§ **TASK TO CARRY OUT**: Reproduce every entry exactly as shown.

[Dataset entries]
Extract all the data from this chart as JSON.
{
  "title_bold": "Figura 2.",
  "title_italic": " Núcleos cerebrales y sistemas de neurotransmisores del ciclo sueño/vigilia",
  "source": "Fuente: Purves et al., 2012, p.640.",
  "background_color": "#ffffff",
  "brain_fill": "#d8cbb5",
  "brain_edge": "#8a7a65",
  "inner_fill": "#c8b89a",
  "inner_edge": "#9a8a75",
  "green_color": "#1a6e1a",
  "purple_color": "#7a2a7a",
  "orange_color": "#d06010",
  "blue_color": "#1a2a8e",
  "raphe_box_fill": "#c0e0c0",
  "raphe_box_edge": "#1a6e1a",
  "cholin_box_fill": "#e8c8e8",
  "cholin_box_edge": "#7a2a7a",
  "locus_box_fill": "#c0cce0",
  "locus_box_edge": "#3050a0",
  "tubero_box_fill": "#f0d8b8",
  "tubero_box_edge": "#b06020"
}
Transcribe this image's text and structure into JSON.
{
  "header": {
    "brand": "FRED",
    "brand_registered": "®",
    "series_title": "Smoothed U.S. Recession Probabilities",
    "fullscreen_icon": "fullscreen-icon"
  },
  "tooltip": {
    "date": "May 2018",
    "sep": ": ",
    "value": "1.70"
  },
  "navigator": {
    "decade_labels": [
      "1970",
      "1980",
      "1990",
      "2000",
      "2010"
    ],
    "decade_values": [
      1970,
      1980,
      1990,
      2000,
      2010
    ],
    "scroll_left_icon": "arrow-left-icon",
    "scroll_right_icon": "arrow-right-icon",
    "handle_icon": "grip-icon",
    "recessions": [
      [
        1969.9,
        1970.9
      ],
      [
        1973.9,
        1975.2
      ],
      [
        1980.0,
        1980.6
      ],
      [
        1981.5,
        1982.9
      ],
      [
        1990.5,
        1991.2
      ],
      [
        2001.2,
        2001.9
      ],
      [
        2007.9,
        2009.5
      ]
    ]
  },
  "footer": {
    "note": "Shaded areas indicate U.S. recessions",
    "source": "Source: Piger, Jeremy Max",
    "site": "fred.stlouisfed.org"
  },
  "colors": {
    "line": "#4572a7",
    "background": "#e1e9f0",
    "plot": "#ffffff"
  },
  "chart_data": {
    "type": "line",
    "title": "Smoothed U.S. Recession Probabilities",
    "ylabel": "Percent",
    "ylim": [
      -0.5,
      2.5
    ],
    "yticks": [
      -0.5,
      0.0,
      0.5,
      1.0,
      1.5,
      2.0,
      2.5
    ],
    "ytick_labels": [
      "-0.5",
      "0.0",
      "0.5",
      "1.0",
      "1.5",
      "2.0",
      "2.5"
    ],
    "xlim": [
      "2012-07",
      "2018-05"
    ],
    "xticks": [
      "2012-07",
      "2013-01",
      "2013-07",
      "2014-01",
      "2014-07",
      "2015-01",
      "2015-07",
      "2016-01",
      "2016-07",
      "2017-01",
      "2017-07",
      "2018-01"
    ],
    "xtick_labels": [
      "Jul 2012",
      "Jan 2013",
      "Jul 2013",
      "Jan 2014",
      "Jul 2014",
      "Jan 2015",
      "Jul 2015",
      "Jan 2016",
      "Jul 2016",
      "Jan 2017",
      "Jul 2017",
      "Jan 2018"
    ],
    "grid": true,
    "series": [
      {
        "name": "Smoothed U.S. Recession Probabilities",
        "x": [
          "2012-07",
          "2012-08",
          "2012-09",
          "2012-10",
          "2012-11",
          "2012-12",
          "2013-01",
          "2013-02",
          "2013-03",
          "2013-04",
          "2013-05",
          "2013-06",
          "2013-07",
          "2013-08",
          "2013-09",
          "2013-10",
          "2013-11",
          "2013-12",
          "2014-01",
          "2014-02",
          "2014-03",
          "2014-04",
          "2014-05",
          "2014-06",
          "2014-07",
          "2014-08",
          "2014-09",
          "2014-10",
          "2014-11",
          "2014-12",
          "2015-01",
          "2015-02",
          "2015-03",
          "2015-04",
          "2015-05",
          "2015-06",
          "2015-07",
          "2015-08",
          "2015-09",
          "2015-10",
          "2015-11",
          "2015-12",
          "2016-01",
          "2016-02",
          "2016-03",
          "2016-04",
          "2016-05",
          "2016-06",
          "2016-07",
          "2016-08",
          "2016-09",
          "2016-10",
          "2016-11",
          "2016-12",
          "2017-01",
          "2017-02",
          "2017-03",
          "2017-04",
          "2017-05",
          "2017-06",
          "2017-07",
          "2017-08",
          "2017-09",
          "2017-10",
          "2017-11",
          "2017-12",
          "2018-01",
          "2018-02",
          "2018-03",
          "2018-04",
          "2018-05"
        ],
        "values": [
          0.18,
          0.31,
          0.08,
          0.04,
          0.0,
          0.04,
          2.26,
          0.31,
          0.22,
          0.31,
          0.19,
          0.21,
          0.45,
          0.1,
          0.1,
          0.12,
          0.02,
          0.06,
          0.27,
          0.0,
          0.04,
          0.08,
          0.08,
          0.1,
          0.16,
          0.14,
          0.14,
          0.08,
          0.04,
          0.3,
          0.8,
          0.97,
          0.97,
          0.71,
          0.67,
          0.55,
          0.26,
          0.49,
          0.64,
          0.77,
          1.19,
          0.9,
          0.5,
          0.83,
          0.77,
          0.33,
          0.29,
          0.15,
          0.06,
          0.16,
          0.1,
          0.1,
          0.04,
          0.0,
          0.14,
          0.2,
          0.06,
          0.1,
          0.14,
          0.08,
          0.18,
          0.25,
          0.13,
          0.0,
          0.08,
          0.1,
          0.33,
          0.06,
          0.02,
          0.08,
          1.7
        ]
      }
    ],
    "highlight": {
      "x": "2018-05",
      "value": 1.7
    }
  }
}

§ **THE OUTPUT**:
Extract all the data from this chart as JSON.
{
  "title_bold": "Figura 2.",
  "title_italic": " Núcleos cerebrales y sistemas de neurotransmisores del ciclo sueño/vigilia",
  "source": "Fuente: Purves et al., 2012, p.640.",
  "background_color": "#ffffff",
  "brain_fill": "#d8cbb5",
  "brain_edge": "#8a7a65",
  "inner_fill": "#c8b89a",
  "inner_edge": "#9a8a75",
  "green_color": "#1a6e1a",
  "purple_color": "#7a2a7a",
  "orange_color": "#d06010",
  "blue_color": "#1a2a8e",
  "raphe_box_fill": "#c0e0c0",
  "raphe_box_edge": "#1a6e1a",
  "cholin_box_fill": "#e8c8e8",
  "cholin_box_edge": "#7a2a7a",
  "locus_box_fill": "#c0cce0",
  "locus_box_edge": "#3050a0",
  "tubero_box_fill": "#f0d8b8",
  "tubero_box_edge": "#b06020"
}
Transcribe this image's text and structure into JSON.
{
  "header": {
    "brand": "FRED",
    "brand_registered": "®",
    "series_title": "Smoothed U.S. Recession Probabilities",
    "fullscreen_icon": "fullscreen-icon"
  },
  "tooltip": {
    "date": "May 2018",
    "sep": ": ",
    "value": "1.70"
  },
  "navigator": {
    "decade_labels": [
      "1970",
      "1980",
      "1990",
      "2000",
      "2010"
    ],
    "decade_values": [
      1970,
      1980,
      1990,
      2000,
      2010
    ],
    "scroll_left_icon": "arrow-left-icon",
    "scroll_right_icon": "arrow-right-icon",
    "handle_icon": "grip-icon",
    "recessions": [
      [
        1969.9,
        1970.9
      ],
      [
        1973.9,
        1975.2
      ],
      [
        1980.0,
        1980.6
      ],
      [
        1981.5,
        1982.9
      ],
      [
        1990.5,
        1991.2
      ],
      [
        2001.2,
        2001.9
      ],
      [
        2007.9,
        2009.5
      ]
    ]
  },
  "footer": {
    "note": "Shaded areas indicate U.S. recessions",
    "source": "Source: Piger, Jeremy Max",
    "site": "fred.stlouisfed.org"
  },
  "colors": {
    "line": "#4572a7",
    "background": "#e1e9f0",
    "plot": "#ffffff"
  },
  "chart_data": {
    "type": "line",
    "title": "Smoothed U.S. Recession Probabilities",
    "ylabel": "Percent",
    "ylim": [
      -0.5,
      2.5
    ],
    "yticks": [
      -0.5,
      0.0,
      0.5,
      1.0,
      1.5,
      2.0,
      2.5
    ],
    "ytick_labels": [
      "-0.5",
      "0.0",
      "0.5",
      "1.0",
      "1.5",
      "2.0",
      "2.5"
    ],
    "xlim": [
      "2012-07",
      "2018-05"
    ],
    "xticks": [
      "2012-07",
      "2013-01",
      "2013-07",
      "2014-01",
      "2014-07",
      "2015-01",
      "2015-07",
      "2016-01",
      "2016-07",
      "2017-01",
      "2017-07",
      "2018-01"
    ],
    "xtick_labels": [
      "Jul 2012",
      "Jan 2013",
      "Jul 2013",
      "Jan 2014",
      "Jul 2014",
      "Jan 2015",
      "Jul 2015",
      "Jan 2016",
      "Jul 2016",
      "Jan 2017",
      "Jul 2017",
      "Jan 2018"
    ],
    "grid": true,
    "series": [
      {
        "name": "Smoothed U.S. Recession Probabilities",
        "x": [
          "2012-07",
          "2012-08",
          "2012-09",
          "2012-10",
          "2012-11",
          "2012-12",
          "2013-01",
          "2013-02",
          "2013-03",
          "2013-04",
          "2013-05",
          "2013-06",
          "2013-07",
          "2013-08",
          "2013-09",
          "2013-10",
          "2013-11",
          "2013-12",
          "2014-01",
          "2014-02",
          "2014-03",
          "2014-04",
          "2014-05",
          "2014-06",
          "2014-07",
          "2014-08",
          "2014-09",
          "2014-10",
          "2014-11",
          "2014-12",
          "2015-01",
          "2015-02",
          "2015-03",
          "2015-04",
          "2015-05",
          "2015-06",
          "2015-07",
          "2015-08",
          "2015-09",
          "2015-10",
          "2015-11",
          "2015-12",
          "2016-01",
          "2016-02",
          "2016-03",
          "2016-04",
          "2016-05",
          "2016-06",
          "2016-07",
          "2016-08",
          "2016-09",
          "2016-10",
          "2016-11",
          "2016-12",
          "2017-01",
          "2017-02",
          "2017-03",
          "2017-04",
          "2017-05",
          "2017-06",
          "2017-07",
          "2017-08",
          "2017-09",
          "2017-10",
          "2017-11",
          "2017-12",
          "2018-01",
          "2018-02",
          "2018-03",
          "2018-04",
          "2018-05"
        ],
        "values": [
          0.18,
          0.31,
          0.08,
          0.04,
          0.0,
          0.04,
          2.26,
          0.31,
          0.22,
          0.31,
          0.19,
          0.21,
          0.45,
          0.1,
          0.1,
          0.12,
          0.02,
          0.06,
          0.27,
          0.0,
          0.04,
          0.08,
          0.08,
          0.1,
          0.16,
          0.14,
          0.14,
          0.08,
          0.04,
          0.3,
          0.8,
          0.97,
          0.97,
          0.71,
          0.67,
          0.55,
          0.26,
          0.49,
          0.64,
          0.77,
          1.19,
          0.9,
          0.5,
          0.83,
          0.77,
          0.33,
          0.29,
          0.15,
          0.06,
          0.16,
          0.1,
          0.1,
          0.04,
          0.0,
          0.14,
          0.2,
          0.06,
          0.1,
          0.14,
          0.08,
          0.18,
          0.25,
          0.13,
          0.0,
          0.08,
          0.1,
          0.33,
          0.06,
          0.02,
          0.08,
          1.7
        ]
      }
    ],
    "highlight": {
      "x": "2018-05",
      "value": 1.7
    }
  }
}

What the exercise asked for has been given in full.